Job:
Copy out each line of the material in which the word "VEGF" appears.

Information shown:
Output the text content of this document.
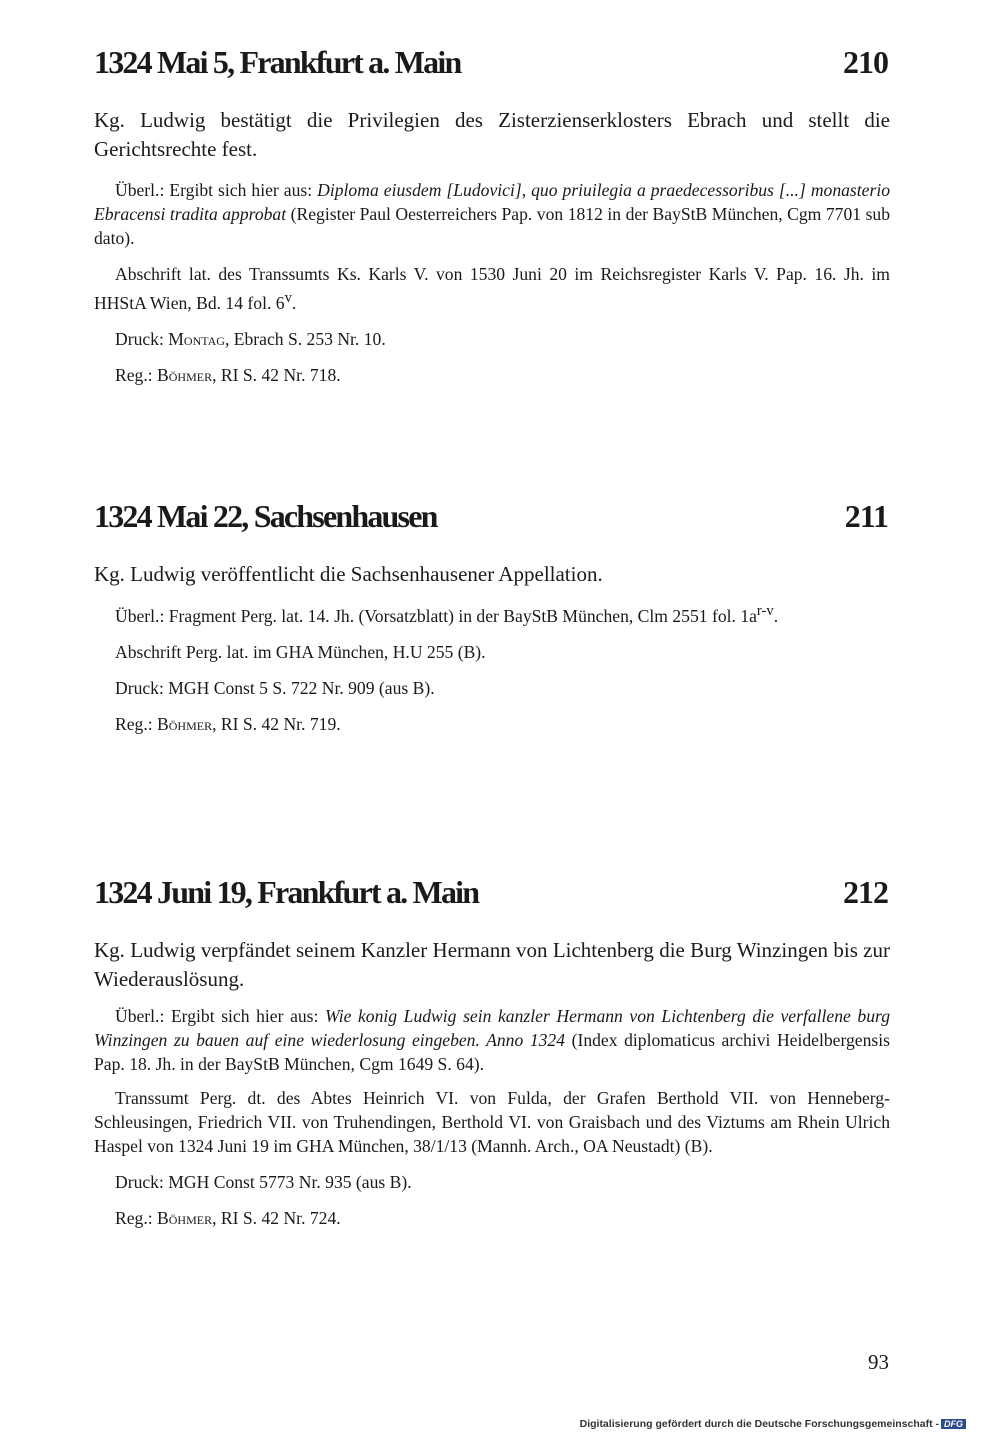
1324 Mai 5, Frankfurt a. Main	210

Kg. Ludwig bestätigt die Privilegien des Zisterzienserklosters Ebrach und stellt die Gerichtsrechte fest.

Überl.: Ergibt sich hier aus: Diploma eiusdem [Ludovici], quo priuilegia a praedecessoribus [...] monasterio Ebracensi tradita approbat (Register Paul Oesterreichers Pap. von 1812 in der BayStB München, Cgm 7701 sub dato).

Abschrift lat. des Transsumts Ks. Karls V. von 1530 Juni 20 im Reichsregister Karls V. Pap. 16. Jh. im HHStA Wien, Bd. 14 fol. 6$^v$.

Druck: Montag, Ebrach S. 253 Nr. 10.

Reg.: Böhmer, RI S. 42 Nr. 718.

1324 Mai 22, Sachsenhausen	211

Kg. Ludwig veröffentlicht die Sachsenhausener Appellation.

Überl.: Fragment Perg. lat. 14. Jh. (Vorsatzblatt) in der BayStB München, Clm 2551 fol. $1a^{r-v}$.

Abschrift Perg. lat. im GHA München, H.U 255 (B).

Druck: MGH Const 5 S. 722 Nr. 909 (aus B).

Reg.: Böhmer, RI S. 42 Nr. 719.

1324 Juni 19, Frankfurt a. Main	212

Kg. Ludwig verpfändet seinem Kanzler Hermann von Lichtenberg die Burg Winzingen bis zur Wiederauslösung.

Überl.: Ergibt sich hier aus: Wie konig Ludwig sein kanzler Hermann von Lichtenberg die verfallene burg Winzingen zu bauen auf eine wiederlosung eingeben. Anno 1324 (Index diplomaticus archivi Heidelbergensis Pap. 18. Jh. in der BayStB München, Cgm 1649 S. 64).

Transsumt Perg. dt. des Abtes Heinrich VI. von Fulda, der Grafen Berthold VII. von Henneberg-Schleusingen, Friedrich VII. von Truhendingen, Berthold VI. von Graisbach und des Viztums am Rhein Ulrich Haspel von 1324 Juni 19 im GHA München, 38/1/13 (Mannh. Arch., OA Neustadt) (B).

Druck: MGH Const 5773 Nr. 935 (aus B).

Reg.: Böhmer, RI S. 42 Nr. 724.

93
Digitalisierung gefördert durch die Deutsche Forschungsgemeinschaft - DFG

...

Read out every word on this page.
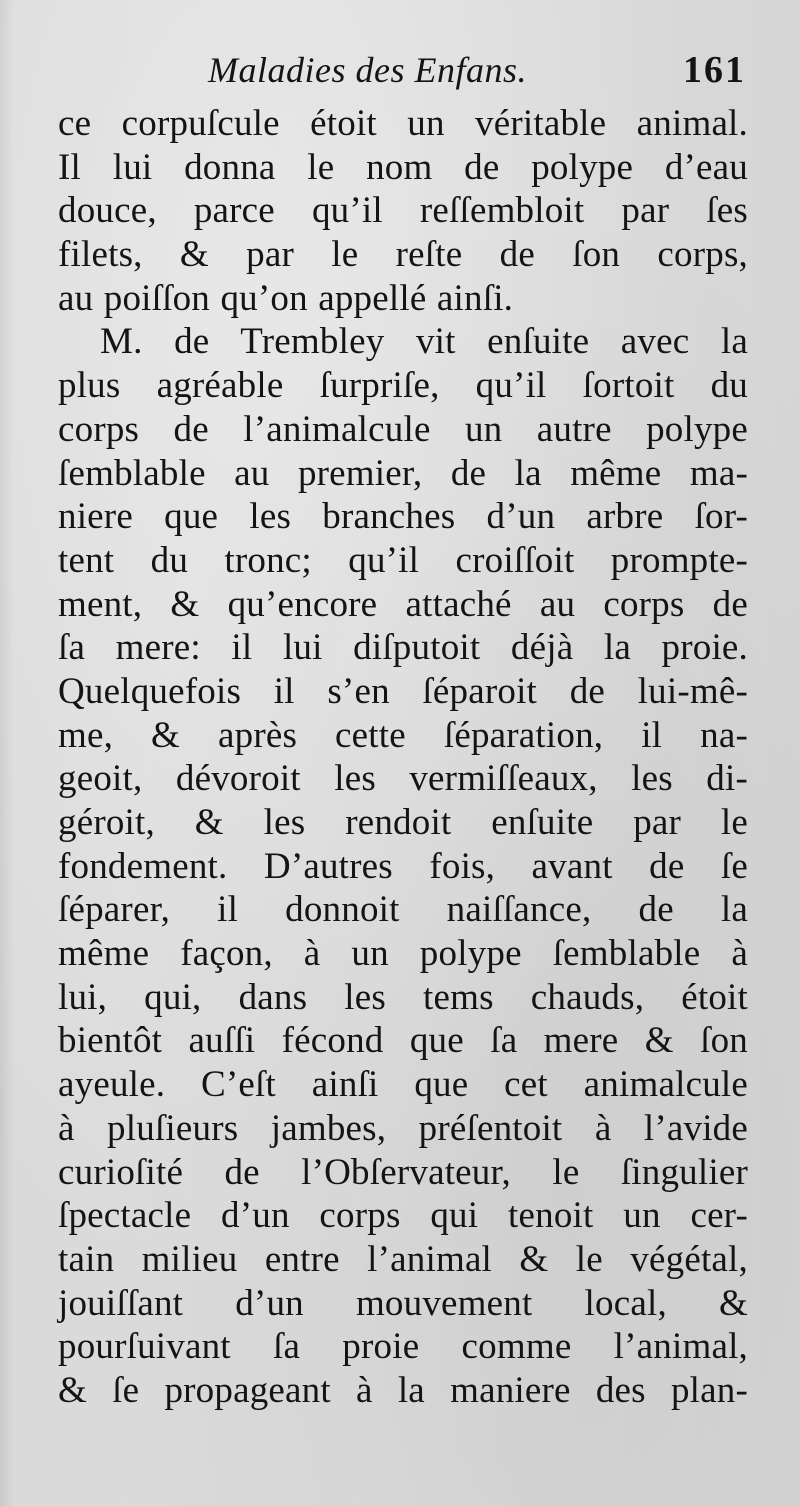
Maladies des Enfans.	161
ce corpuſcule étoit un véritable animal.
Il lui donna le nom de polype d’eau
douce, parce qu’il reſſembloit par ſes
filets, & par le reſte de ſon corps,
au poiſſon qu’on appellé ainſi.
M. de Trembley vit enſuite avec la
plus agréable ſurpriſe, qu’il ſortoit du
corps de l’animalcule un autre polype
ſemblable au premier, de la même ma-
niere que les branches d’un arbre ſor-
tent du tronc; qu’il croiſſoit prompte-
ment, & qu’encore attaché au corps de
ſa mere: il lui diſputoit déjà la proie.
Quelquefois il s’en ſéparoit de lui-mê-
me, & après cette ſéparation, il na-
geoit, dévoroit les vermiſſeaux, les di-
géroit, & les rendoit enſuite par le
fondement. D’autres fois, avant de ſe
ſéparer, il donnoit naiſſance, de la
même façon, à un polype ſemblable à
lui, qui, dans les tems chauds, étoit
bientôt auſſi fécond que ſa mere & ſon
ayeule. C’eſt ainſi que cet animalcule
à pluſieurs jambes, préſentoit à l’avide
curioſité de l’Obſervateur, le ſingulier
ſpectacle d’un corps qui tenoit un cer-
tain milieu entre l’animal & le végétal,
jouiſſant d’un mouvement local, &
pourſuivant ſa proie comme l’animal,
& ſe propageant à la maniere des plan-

...

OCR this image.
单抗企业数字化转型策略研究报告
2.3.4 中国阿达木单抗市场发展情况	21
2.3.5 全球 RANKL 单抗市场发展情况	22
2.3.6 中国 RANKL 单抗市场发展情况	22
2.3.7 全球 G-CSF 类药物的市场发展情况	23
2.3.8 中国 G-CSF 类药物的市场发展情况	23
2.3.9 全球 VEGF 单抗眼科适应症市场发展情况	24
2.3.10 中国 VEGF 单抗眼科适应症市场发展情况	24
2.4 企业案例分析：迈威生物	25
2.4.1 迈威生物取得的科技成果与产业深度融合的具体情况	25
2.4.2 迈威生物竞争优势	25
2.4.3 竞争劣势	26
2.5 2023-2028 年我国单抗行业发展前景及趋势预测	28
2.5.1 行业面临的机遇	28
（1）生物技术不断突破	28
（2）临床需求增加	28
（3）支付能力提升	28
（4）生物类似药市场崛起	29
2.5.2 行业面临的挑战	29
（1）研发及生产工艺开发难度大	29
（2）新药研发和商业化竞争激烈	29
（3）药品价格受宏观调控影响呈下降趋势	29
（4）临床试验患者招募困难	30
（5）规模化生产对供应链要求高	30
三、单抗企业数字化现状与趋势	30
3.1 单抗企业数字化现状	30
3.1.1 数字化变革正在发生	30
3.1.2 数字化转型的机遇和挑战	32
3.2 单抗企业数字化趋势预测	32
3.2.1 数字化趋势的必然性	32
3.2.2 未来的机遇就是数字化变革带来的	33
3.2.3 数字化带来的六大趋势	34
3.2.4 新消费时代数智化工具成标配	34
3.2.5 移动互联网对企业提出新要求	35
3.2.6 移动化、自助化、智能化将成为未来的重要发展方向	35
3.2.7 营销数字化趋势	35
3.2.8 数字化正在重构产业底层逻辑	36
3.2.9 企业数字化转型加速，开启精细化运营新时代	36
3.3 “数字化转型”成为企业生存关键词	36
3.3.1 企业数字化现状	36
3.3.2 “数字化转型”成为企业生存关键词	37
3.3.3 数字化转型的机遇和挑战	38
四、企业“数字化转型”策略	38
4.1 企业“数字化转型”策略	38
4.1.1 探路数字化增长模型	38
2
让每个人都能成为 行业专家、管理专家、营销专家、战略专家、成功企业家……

Reply:
2.3.9 全球 VEGF 单抗眼科适应症市场发展情况	24
2.3.10 中国 VEGF 单抗眼科适应症市场发展情况	24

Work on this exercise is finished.